Search the records for the word "this" and report each line that has it.

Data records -
▬▬▬

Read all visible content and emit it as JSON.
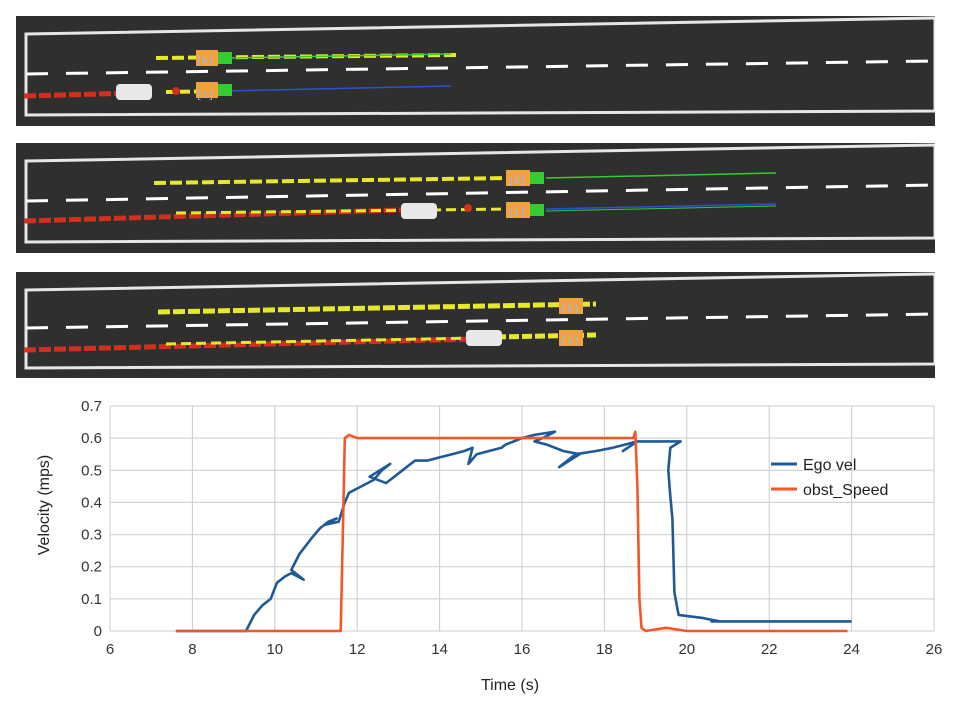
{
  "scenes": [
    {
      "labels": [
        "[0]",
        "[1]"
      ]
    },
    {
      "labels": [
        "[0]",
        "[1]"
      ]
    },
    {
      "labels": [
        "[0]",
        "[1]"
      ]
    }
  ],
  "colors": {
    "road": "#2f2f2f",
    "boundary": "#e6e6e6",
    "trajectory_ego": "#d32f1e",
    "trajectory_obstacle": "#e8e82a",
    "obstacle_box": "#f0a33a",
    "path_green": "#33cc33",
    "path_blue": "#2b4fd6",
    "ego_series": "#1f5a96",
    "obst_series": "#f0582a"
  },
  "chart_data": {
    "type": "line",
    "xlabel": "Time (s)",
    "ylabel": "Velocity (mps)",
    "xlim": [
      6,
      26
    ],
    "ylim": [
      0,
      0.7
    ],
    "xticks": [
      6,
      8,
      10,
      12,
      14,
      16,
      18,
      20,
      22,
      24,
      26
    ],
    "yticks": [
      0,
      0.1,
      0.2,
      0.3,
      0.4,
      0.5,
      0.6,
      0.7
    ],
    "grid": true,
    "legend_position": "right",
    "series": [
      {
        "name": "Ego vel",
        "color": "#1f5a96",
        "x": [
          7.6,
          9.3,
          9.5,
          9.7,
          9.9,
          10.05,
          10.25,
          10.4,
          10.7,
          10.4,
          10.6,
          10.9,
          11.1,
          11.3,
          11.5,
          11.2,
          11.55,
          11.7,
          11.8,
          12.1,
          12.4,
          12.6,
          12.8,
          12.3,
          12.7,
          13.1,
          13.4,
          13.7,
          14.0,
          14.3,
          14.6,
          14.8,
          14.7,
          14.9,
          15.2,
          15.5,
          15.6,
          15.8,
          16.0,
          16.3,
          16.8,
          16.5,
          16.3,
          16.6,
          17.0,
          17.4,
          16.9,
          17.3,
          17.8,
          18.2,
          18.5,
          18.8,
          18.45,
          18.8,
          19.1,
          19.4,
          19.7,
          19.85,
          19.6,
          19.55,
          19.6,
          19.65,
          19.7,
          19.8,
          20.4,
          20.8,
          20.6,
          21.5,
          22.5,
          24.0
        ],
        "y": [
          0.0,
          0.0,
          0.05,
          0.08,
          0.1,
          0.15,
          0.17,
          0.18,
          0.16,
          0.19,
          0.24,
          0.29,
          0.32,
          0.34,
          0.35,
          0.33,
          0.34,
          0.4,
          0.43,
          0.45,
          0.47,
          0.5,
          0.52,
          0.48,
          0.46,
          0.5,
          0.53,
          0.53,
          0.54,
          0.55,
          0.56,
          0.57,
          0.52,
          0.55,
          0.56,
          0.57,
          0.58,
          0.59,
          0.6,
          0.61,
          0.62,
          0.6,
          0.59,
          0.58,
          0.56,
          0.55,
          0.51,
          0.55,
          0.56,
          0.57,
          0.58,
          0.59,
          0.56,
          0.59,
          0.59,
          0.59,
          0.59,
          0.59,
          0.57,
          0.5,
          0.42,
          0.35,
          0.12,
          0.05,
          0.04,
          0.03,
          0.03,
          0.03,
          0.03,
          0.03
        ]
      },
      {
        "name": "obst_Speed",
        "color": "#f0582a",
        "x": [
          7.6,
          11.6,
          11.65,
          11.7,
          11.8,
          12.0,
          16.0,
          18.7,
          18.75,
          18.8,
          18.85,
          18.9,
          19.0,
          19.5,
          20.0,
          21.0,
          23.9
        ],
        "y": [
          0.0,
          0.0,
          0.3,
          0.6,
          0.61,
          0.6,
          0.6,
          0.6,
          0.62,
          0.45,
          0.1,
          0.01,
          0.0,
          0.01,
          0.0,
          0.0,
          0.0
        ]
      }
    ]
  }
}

▬▬▬

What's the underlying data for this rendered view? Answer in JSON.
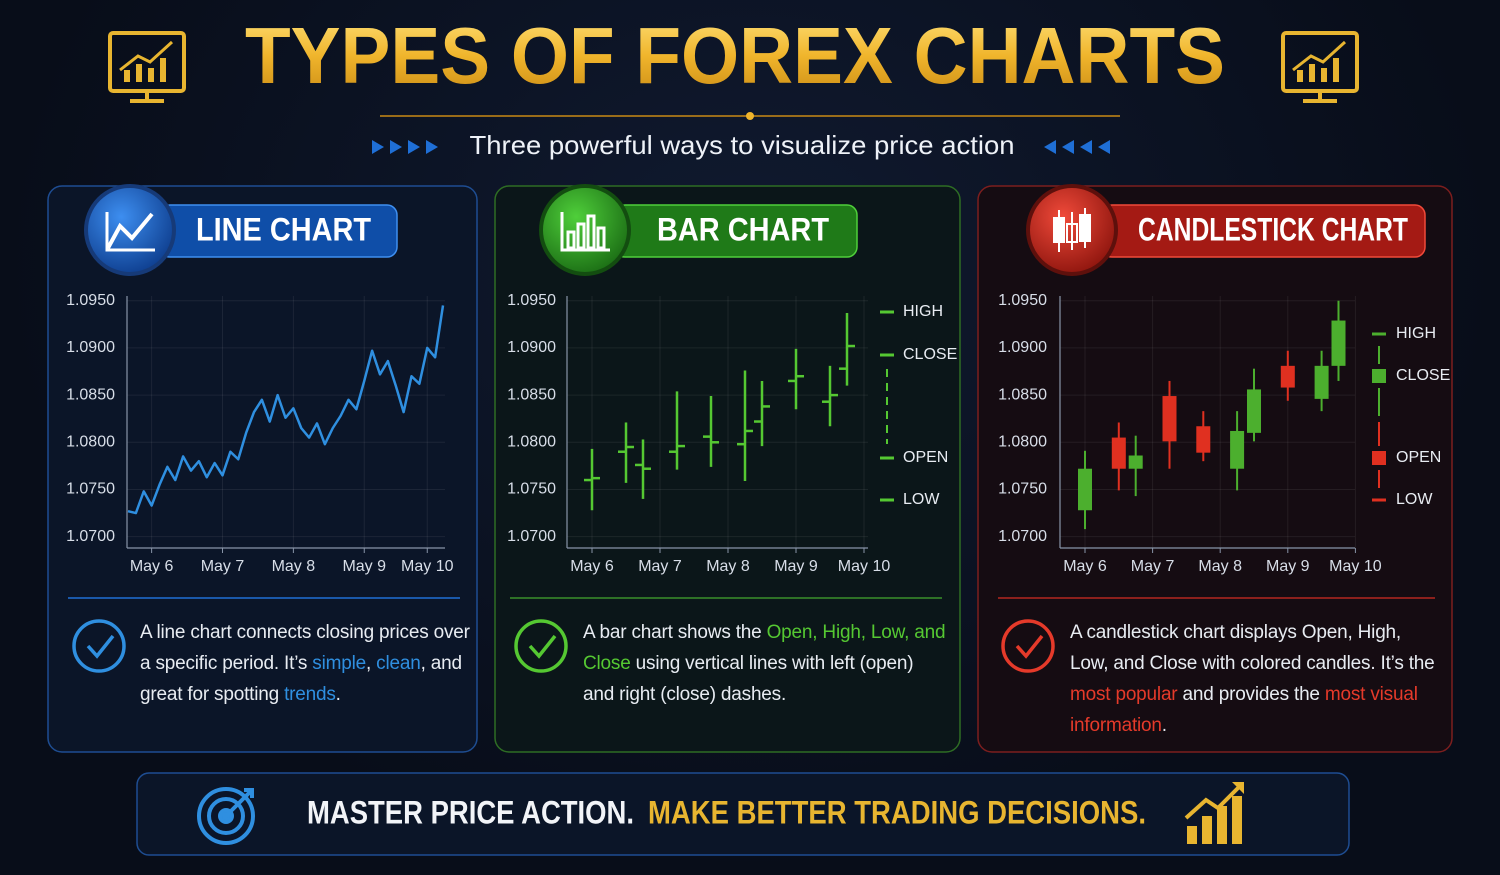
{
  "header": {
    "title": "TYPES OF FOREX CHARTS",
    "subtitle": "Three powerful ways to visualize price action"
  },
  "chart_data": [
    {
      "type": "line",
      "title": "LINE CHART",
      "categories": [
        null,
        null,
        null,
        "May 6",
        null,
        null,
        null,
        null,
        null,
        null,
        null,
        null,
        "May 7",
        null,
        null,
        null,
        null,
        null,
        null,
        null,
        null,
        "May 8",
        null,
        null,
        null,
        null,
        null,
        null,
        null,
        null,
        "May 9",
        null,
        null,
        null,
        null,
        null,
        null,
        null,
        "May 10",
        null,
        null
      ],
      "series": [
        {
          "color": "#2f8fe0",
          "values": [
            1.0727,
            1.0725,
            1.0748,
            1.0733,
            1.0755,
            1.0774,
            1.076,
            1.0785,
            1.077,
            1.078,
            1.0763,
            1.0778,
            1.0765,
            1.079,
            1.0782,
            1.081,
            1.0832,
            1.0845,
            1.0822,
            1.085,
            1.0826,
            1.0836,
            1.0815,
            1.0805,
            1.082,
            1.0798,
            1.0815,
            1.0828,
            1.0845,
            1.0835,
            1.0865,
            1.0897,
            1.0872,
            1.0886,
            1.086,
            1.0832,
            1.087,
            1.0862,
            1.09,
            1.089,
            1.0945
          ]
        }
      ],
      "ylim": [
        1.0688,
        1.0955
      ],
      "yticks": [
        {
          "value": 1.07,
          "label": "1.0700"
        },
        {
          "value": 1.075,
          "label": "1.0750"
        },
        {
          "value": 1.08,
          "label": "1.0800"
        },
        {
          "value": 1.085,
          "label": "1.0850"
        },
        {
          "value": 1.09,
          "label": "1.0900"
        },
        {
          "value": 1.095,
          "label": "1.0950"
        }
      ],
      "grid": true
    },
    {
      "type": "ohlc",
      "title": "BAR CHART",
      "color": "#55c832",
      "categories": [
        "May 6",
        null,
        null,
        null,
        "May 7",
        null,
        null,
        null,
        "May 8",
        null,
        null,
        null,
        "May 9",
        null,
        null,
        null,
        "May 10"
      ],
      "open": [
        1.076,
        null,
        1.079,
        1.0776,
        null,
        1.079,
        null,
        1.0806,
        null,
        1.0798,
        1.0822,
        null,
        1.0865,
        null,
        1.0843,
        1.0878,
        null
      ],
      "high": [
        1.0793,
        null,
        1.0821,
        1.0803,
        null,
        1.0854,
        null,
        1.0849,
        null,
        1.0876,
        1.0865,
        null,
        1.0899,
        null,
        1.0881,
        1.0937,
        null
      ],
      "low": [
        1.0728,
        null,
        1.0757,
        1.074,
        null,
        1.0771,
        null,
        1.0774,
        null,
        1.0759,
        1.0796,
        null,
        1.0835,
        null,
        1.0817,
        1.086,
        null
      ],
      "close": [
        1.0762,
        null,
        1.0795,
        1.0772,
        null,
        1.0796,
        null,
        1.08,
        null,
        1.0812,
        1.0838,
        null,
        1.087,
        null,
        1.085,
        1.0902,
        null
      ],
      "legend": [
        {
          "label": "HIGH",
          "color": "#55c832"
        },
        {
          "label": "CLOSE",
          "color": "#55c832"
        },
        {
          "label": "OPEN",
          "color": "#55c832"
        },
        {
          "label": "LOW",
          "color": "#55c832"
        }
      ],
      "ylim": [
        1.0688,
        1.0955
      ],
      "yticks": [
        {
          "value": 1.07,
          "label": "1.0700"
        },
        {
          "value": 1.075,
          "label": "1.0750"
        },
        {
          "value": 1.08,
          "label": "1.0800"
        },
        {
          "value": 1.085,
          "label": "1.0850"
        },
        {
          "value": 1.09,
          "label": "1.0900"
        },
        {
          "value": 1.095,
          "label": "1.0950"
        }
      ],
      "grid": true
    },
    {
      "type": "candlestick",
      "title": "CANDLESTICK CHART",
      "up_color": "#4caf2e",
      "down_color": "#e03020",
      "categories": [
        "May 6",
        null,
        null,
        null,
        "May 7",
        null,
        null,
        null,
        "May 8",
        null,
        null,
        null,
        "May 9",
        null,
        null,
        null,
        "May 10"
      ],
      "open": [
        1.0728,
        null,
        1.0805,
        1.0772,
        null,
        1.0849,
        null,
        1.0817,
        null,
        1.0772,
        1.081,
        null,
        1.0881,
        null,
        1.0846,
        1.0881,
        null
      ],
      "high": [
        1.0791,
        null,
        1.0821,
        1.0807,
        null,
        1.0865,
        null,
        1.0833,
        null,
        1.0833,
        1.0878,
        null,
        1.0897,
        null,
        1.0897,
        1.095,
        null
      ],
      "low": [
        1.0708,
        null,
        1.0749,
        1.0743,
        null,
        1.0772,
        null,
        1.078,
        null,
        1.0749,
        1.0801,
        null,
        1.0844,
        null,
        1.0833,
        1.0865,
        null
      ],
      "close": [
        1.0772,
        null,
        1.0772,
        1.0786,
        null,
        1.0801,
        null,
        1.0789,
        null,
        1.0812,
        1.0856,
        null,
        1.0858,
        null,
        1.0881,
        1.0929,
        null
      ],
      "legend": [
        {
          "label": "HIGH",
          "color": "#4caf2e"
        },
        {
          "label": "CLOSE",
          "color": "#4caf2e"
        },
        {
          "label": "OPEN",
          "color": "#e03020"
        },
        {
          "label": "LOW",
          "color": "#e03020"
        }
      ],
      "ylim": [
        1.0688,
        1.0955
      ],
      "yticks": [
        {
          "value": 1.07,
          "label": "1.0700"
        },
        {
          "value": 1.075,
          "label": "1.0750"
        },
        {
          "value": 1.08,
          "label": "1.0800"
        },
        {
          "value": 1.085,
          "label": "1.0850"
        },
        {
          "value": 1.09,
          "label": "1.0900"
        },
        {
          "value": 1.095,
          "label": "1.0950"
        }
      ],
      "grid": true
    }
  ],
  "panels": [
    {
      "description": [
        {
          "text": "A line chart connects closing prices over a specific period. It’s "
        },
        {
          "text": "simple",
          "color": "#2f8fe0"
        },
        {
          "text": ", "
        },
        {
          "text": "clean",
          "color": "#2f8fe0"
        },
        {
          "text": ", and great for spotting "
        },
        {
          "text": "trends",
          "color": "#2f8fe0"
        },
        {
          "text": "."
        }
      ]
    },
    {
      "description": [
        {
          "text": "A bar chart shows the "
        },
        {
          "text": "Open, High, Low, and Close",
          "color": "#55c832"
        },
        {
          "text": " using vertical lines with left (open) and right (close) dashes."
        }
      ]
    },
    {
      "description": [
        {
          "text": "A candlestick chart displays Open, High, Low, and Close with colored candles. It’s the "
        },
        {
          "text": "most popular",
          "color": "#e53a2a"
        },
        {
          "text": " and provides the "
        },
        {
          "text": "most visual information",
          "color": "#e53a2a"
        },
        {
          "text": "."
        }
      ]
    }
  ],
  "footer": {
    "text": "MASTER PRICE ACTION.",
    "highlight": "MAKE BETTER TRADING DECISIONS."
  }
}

▬▬▬

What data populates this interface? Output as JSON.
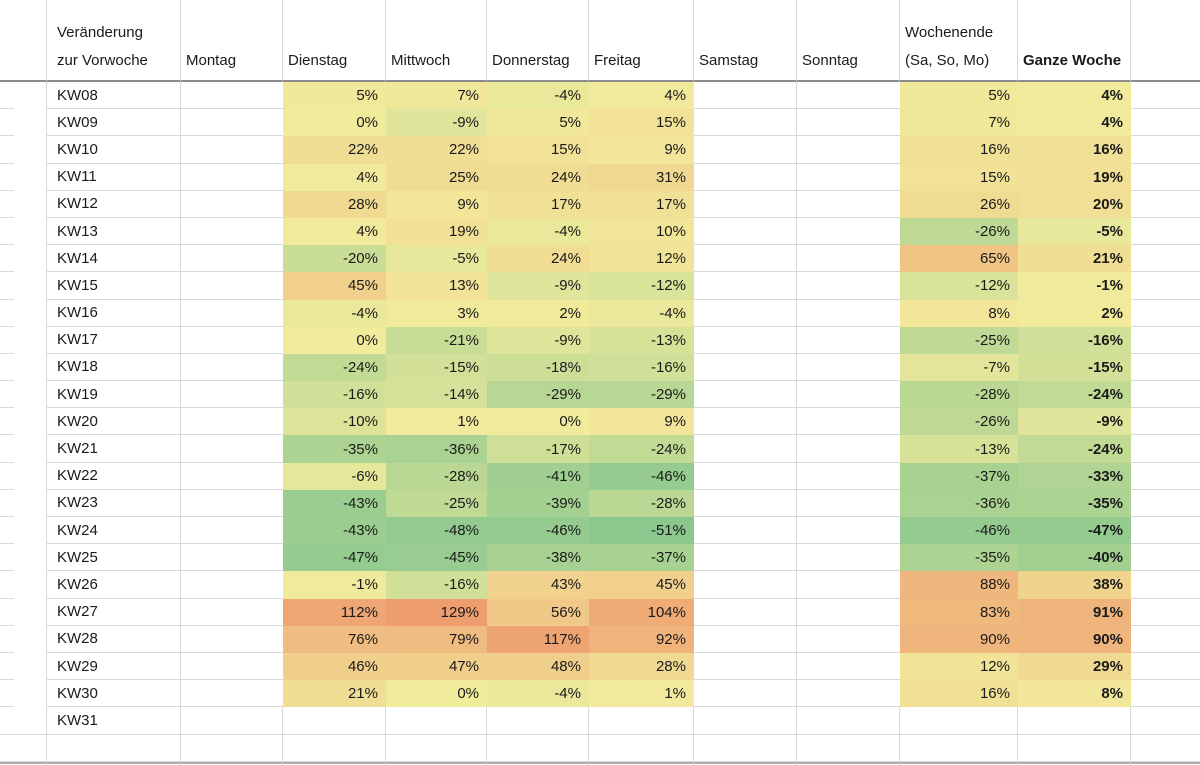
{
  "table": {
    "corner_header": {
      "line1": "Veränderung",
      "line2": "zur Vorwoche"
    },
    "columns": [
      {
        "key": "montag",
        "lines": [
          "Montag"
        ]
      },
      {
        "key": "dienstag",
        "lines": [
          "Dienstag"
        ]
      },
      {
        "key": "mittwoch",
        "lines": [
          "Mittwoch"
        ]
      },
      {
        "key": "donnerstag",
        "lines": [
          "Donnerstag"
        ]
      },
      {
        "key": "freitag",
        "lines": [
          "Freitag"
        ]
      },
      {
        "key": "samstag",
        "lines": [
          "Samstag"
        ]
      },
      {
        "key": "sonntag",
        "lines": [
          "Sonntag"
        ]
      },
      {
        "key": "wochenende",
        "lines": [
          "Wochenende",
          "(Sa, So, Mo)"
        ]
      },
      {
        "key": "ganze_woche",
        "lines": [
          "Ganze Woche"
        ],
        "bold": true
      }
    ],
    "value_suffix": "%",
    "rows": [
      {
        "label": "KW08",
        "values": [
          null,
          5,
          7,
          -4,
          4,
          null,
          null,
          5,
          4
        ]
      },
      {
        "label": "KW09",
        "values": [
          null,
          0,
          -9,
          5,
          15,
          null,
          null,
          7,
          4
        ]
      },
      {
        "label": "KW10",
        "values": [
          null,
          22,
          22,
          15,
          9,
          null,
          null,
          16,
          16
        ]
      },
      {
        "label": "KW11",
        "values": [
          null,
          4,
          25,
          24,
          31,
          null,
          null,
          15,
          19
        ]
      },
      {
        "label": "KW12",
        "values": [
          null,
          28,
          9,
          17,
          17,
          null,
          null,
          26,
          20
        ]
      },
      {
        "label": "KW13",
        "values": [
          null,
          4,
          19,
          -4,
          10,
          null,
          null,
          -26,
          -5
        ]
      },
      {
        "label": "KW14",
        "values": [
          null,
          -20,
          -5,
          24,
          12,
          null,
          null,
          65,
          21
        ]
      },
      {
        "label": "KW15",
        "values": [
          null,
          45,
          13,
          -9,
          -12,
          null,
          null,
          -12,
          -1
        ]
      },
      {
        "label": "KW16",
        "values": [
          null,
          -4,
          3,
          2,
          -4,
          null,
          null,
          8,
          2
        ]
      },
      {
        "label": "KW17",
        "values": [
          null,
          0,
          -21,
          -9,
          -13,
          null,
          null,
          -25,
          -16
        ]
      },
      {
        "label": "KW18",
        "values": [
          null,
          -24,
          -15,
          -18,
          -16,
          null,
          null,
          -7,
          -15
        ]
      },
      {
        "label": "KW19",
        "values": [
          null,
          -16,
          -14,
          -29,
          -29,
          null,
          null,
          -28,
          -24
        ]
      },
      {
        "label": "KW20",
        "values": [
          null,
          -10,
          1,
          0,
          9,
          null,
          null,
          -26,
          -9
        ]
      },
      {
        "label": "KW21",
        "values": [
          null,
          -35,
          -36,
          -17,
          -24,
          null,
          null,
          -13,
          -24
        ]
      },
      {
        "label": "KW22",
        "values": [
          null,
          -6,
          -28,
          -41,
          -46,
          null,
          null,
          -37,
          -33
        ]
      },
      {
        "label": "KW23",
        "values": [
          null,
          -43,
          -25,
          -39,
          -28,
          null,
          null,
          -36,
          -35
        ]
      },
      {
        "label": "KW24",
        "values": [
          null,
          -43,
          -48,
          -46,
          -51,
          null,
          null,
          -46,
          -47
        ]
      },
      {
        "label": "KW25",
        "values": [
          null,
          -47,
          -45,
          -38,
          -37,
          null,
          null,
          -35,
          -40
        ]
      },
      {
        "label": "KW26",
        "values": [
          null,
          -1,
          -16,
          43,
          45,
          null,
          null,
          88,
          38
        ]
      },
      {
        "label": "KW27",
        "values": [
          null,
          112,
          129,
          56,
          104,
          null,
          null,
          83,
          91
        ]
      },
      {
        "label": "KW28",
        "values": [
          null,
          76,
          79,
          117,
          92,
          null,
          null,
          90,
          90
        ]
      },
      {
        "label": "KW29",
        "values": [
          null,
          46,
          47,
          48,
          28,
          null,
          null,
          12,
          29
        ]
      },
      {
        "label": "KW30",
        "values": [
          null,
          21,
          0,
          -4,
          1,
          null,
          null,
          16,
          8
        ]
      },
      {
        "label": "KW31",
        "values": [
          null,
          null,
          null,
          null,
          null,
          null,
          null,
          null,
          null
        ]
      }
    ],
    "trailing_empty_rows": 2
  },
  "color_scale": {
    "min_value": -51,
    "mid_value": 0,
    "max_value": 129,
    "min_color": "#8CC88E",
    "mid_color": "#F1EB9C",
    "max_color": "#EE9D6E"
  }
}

▬▬▬

Expected answer -
What's the underlying data for this rendered view? Answer in JSON.
What data populates this interface? Output as JSON.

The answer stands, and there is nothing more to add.